Exercise description.
Gather all lines in the entries below that include the word "response".

Given data.
"""
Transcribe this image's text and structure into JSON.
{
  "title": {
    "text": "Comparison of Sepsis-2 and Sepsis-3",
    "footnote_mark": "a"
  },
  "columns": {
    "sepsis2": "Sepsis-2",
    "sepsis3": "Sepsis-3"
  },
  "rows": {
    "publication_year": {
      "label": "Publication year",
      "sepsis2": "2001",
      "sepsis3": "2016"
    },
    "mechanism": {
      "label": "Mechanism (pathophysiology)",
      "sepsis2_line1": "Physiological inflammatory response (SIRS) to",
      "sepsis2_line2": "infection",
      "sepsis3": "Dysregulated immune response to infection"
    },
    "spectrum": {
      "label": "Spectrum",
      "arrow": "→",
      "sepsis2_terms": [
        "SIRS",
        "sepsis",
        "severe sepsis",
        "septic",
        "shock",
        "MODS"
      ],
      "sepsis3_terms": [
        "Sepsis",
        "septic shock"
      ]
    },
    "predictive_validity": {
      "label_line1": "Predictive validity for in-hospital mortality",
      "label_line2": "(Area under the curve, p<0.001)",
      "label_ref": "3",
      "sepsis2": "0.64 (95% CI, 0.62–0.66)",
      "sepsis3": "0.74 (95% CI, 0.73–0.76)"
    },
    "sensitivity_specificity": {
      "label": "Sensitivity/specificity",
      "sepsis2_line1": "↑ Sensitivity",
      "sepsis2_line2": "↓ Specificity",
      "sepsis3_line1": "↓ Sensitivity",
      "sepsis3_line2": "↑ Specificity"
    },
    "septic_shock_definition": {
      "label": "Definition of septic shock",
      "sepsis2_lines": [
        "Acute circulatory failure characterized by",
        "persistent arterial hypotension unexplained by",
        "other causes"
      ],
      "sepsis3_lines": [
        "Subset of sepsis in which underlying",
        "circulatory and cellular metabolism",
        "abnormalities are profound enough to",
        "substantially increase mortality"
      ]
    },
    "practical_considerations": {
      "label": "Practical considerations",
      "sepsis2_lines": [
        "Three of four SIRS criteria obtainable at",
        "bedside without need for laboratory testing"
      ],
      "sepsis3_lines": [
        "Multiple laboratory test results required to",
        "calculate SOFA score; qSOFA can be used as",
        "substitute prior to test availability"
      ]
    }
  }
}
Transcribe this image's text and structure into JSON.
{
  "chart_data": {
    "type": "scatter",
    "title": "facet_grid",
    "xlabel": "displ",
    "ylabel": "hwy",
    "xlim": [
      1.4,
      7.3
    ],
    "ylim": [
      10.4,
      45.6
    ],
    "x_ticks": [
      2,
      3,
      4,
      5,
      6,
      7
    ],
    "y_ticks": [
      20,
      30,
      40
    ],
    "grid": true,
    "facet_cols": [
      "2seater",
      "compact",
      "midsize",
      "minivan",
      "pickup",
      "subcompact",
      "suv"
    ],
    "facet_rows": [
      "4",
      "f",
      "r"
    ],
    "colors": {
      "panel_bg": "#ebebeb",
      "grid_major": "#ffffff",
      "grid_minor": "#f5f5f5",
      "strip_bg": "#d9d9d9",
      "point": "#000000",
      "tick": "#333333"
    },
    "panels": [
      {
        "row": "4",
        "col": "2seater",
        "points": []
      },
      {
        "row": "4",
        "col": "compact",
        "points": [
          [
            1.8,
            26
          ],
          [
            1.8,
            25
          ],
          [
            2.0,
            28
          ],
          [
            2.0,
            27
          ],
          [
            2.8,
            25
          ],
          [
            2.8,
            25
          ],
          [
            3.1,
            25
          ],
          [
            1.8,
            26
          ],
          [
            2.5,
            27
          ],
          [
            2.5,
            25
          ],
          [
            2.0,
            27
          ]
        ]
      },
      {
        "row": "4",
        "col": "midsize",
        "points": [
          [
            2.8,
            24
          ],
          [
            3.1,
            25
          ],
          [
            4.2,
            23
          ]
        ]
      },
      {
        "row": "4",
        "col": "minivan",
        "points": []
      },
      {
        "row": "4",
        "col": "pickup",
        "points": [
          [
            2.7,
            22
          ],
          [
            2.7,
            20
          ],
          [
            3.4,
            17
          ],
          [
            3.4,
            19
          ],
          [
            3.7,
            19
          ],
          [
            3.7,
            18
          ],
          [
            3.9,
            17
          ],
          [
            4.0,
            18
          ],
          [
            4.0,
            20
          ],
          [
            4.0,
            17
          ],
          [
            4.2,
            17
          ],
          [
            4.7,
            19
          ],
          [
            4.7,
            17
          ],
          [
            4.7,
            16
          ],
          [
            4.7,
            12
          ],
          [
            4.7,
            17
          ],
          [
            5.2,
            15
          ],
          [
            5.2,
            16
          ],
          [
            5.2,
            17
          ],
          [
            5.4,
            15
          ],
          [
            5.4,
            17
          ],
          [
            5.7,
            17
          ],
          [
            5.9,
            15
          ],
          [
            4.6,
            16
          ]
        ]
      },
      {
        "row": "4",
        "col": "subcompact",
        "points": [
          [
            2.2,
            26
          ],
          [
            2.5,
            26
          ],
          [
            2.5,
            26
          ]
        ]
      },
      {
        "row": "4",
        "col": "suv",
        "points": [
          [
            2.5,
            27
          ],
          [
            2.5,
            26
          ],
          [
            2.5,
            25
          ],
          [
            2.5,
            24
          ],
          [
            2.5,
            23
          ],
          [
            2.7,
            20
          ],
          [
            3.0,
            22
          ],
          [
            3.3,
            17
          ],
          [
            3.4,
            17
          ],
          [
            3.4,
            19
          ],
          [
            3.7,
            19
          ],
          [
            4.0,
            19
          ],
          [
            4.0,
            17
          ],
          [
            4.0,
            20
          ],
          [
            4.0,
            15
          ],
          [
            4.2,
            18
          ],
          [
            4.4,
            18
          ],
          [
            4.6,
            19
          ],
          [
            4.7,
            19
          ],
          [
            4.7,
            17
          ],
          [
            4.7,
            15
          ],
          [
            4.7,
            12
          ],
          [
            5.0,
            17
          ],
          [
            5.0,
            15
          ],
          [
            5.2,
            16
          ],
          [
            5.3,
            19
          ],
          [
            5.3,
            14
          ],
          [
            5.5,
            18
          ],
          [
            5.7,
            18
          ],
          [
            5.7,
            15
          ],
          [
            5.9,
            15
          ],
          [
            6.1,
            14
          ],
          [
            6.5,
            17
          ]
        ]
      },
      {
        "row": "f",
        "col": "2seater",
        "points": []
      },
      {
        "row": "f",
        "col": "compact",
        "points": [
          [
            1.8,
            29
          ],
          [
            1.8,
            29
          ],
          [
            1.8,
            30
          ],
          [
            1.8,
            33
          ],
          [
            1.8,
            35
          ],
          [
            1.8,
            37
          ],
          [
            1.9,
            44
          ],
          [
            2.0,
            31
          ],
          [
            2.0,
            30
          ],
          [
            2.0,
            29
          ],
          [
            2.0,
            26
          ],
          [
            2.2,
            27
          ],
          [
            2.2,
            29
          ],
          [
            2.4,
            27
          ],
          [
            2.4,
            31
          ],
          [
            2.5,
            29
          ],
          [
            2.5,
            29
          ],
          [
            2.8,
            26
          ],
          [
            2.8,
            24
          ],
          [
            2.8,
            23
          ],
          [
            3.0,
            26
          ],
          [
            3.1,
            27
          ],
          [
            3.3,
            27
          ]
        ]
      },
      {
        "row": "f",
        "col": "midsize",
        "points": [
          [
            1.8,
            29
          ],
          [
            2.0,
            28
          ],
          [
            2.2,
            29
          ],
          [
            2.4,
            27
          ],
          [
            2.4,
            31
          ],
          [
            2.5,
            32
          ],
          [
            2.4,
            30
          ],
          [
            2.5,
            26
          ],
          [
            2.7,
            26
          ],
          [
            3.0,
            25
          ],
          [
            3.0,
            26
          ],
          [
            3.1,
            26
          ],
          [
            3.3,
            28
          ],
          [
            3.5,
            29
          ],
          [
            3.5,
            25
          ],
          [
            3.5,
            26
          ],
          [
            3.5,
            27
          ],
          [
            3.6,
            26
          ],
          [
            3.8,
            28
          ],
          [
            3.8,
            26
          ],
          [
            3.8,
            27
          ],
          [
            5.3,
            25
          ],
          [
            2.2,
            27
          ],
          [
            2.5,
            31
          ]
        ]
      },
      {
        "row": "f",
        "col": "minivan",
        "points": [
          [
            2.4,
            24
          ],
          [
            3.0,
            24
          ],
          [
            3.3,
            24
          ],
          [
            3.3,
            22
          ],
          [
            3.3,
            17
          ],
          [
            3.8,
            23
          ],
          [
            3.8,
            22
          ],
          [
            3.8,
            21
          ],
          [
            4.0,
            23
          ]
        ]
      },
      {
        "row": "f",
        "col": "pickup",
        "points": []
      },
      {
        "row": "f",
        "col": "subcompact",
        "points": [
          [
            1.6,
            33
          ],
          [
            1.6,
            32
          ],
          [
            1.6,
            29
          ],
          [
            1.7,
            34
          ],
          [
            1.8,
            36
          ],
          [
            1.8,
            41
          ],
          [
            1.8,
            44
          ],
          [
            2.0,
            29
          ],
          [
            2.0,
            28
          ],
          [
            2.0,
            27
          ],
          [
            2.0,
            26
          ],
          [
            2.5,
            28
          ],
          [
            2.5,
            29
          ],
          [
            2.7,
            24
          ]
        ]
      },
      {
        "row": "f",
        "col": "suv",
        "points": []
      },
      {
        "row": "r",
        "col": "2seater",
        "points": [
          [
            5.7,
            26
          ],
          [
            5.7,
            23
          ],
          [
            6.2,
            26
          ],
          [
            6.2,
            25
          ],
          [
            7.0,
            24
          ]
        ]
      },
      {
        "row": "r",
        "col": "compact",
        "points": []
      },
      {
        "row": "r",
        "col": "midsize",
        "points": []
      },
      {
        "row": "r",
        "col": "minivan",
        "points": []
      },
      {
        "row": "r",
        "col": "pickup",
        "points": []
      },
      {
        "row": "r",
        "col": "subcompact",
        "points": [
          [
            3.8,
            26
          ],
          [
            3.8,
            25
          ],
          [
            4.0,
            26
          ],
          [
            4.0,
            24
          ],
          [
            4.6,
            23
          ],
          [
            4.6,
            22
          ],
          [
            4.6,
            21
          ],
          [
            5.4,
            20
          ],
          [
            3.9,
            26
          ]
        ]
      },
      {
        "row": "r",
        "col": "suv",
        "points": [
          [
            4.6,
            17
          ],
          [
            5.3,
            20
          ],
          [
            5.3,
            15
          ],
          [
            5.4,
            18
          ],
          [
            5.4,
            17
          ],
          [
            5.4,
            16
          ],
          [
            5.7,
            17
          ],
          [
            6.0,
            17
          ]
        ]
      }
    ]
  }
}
"""
Solved problem.
      "sepsis2_line1": "Physiological inflammatory response (SIRS) to",
      "sepsis3": "Dysregulated immune response to infection"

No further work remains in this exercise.